> TASK INSTRUCTIONS: Return the records exactly as they are.

> INPUT:
---------------

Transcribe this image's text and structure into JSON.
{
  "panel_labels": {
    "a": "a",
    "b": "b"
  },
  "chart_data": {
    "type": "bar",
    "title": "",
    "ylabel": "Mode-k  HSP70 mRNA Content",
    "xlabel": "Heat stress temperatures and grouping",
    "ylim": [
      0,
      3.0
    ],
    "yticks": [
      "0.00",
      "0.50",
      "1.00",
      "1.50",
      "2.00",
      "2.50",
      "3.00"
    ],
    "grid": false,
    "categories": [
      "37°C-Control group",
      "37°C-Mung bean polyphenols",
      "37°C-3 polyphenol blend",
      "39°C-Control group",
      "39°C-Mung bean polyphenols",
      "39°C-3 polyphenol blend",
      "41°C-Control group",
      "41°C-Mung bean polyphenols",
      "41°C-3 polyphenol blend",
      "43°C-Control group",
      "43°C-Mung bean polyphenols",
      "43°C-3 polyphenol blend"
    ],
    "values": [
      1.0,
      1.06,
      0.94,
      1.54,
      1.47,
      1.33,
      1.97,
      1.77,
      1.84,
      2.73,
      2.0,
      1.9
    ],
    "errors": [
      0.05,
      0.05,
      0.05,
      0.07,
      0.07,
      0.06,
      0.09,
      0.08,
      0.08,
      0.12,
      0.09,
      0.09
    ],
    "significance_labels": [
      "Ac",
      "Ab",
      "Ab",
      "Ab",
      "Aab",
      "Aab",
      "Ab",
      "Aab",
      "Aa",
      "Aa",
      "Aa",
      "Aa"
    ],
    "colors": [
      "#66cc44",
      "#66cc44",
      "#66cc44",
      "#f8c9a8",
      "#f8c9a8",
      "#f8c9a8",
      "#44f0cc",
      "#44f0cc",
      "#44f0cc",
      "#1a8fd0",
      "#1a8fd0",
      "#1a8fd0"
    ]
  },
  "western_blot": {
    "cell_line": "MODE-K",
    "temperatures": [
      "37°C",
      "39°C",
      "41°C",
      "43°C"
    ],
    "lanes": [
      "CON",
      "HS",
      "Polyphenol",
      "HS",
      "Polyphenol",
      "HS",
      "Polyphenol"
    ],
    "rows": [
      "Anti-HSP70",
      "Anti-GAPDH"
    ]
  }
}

---------------

> PROBLEM SOLUTION:
Transcribe this image's text and structure into JSON.
{
  "panel_labels": {
    "a": "a",
    "b": "b"
  },
  "chart_data": {
    "type": "bar",
    "title": "",
    "ylabel": "Mode-k  HSP70 mRNA Content",
    "xlabel": "Heat stress temperatures and grouping",
    "ylim": [
      0,
      3.0
    ],
    "yticks": [
      "0.00",
      "0.50",
      "1.00",
      "1.50",
      "2.00",
      "2.50",
      "3.00"
    ],
    "grid": false,
    "categories": [
      "37°C-Control group",
      "37°C-Mung bean polyphenols",
      "37°C-3 polyphenol blend",
      "39°C-Control group",
      "39°C-Mung bean polyphenols",
      "39°C-3 polyphenol blend",
      "41°C-Control group",
      "41°C-Mung bean polyphenols",
      "41°C-3 polyphenol blend",
      "43°C-Control group",
      "43°C-Mung bean polyphenols",
      "43°C-3 polyphenol blend"
    ],
    "values": [
      1.0,
      1.06,
      0.94,
      1.54,
      1.47,
      1.33,
      1.97,
      1.77,
      1.84,
      2.73,
      2.0,
      1.9
    ],
    "errors": [
      0.05,
      0.05,
      0.05,
      0.07,
      0.07,
      0.06,
      0.09,
      0.08,
      0.08,
      0.12,
      0.09,
      0.09
    ],
    "significance_labels": [
      "Ac",
      "Ab",
      "Ab",
      "Ab",
      "Aab",
      "Aab",
      "Ab",
      "Aab",
      "Aa",
      "Aa",
      "Aa",
      "Aa"
    ],
    "colors": [
      "#66cc44",
      "#66cc44",
      "#66cc44",
      "#f8c9a8",
      "#f8c9a8",
      "#f8c9a8",
      "#44f0cc",
      "#44f0cc",
      "#44f0cc",
      "#1a8fd0",
      "#1a8fd0",
      "#1a8fd0"
    ]
  },
  "western_blot": {
    "cell_line": "MODE-K",
    "temperatures": [
      "37°C",
      "39°C",
      "41°C",
      "43°C"
    ],
    "lanes": [
      "CON",
      "HS",
      "Polyphenol",
      "HS",
      "Polyphenol",
      "HS",
      "Polyphenol"
    ],
    "rows": [
      "Anti-HSP70",
      "Anti-GAPDH"
    ]
  }
}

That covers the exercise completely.